■ REQUIRED WORK ■
Which lines below hold the word "text"? Copy all of them.

Start of DATA TO USE

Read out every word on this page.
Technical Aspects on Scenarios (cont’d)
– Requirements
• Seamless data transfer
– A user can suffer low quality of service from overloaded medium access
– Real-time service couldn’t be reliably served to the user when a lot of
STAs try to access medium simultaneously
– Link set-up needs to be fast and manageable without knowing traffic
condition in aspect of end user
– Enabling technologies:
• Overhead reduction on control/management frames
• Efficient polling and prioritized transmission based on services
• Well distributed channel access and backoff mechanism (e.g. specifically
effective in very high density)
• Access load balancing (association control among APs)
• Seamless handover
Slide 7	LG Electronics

End of DATA TO USE
Start of DATA TO USE

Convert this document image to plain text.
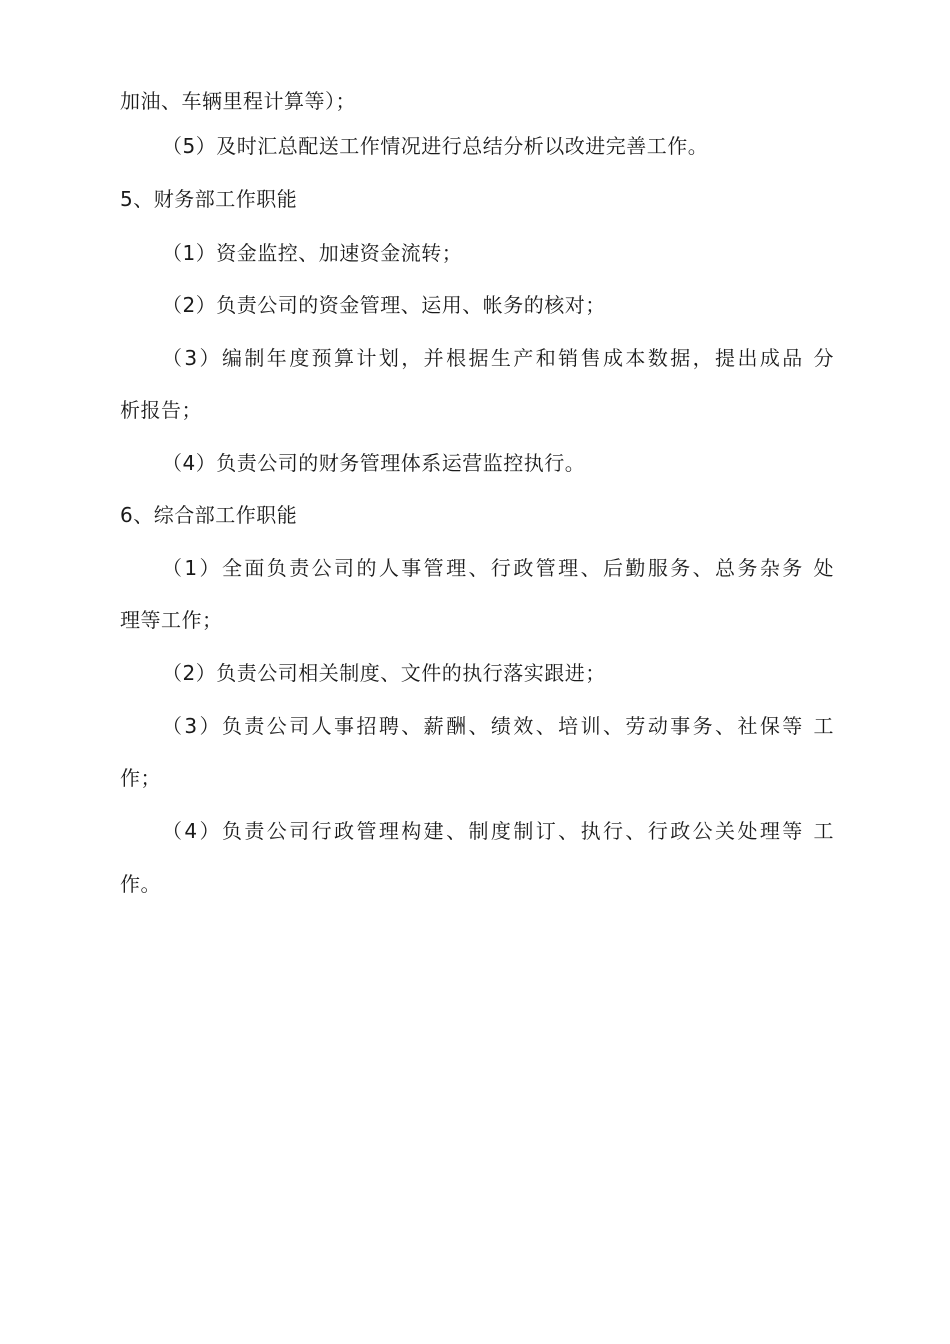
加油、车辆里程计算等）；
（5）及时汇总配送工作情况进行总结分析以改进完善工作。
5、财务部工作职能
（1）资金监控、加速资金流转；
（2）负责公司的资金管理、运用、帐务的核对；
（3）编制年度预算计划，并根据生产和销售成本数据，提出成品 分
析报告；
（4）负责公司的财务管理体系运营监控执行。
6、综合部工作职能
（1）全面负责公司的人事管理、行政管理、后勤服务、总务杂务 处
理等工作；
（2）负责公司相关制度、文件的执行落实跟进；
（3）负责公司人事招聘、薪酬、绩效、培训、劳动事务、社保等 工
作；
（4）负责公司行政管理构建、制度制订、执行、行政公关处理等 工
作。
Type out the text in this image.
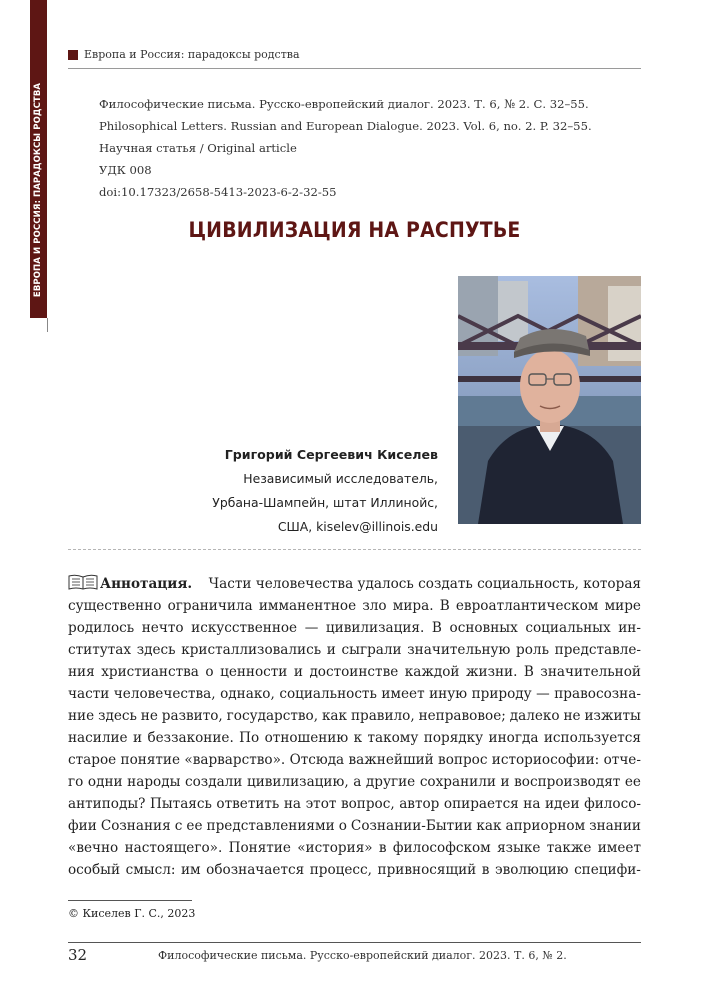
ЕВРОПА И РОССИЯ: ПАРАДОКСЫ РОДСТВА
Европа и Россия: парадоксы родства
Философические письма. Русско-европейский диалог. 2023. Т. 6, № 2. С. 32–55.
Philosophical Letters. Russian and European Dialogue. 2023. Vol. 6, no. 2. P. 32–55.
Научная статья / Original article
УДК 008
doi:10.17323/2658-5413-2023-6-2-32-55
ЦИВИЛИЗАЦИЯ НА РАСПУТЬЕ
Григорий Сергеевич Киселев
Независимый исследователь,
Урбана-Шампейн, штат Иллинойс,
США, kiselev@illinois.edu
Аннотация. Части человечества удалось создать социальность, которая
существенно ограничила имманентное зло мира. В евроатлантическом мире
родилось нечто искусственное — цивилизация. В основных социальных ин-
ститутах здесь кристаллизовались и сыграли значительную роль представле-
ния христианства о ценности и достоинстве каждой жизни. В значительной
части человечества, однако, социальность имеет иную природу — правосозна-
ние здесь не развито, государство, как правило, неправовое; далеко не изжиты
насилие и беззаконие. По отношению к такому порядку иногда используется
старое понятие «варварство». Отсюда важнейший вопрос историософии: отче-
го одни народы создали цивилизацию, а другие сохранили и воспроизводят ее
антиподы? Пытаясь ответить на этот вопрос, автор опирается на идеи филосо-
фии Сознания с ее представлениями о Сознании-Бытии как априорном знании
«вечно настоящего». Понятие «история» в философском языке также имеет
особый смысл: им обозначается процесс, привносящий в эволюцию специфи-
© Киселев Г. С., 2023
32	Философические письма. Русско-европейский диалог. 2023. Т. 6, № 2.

End of DATA TO USE
Start of DATA TO USE

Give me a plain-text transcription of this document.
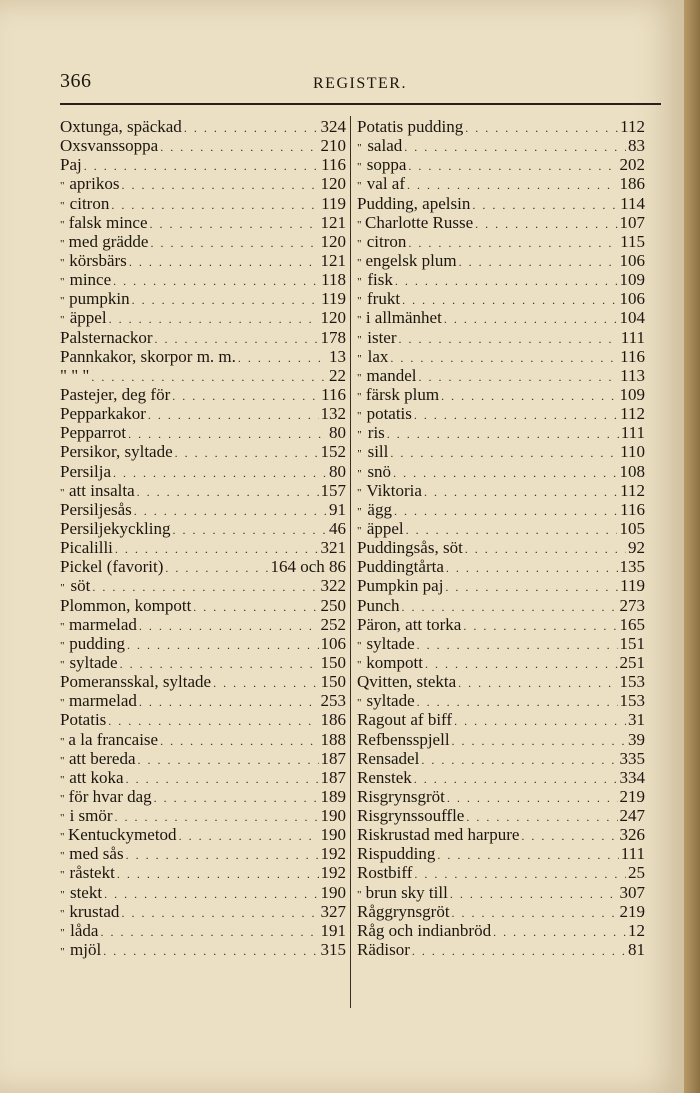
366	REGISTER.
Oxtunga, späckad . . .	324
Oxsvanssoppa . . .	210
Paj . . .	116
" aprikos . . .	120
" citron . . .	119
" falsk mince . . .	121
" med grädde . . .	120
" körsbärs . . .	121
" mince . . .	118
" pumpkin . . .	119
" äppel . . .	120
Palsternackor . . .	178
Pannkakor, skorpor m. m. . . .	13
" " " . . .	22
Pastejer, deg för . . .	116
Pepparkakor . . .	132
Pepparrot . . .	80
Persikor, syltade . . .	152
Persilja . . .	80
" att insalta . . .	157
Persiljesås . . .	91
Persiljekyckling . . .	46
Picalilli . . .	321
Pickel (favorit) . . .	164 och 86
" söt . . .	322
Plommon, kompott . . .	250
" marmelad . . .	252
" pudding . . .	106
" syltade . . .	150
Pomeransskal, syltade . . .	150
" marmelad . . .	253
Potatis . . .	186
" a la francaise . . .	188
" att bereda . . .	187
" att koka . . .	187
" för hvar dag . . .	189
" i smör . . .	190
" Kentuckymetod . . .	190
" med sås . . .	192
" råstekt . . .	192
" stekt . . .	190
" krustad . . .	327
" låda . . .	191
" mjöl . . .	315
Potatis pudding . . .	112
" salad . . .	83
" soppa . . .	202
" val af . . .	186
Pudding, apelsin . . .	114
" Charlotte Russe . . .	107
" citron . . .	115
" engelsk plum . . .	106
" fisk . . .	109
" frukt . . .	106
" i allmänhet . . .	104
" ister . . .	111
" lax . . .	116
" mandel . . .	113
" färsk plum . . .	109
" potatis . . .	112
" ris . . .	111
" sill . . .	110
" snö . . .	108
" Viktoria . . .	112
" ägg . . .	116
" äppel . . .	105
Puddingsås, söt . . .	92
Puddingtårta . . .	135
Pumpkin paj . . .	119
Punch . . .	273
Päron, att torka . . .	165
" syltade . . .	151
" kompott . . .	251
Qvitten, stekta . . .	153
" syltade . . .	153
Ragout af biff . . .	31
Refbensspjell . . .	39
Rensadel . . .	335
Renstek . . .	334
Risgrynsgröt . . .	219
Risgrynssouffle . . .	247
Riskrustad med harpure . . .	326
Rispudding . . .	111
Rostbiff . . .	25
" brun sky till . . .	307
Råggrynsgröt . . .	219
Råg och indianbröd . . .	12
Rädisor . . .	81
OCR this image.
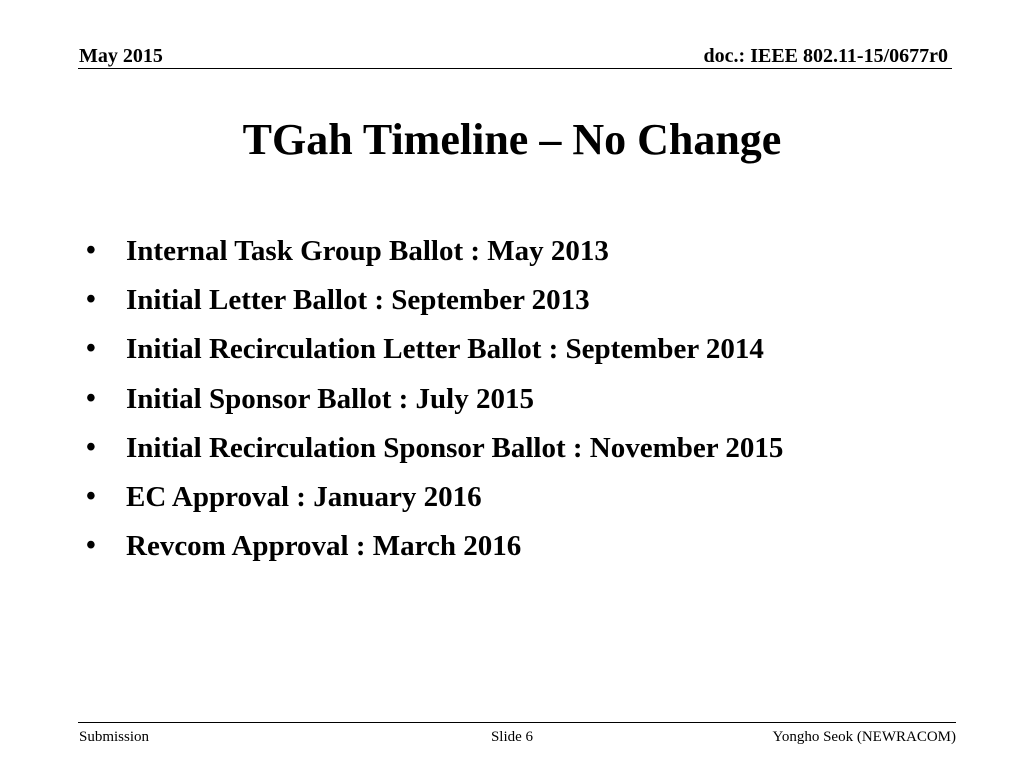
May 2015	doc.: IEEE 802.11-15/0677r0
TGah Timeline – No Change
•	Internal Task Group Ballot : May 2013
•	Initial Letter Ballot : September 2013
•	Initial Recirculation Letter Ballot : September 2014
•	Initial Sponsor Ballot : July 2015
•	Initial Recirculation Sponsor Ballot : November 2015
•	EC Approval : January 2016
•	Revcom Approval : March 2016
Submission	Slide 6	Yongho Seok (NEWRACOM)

End of DATA TO USE

■ RESULT ■
Convert this document image to plain text.
Type out the text in this image.
Give me a plain-text transcription of this document.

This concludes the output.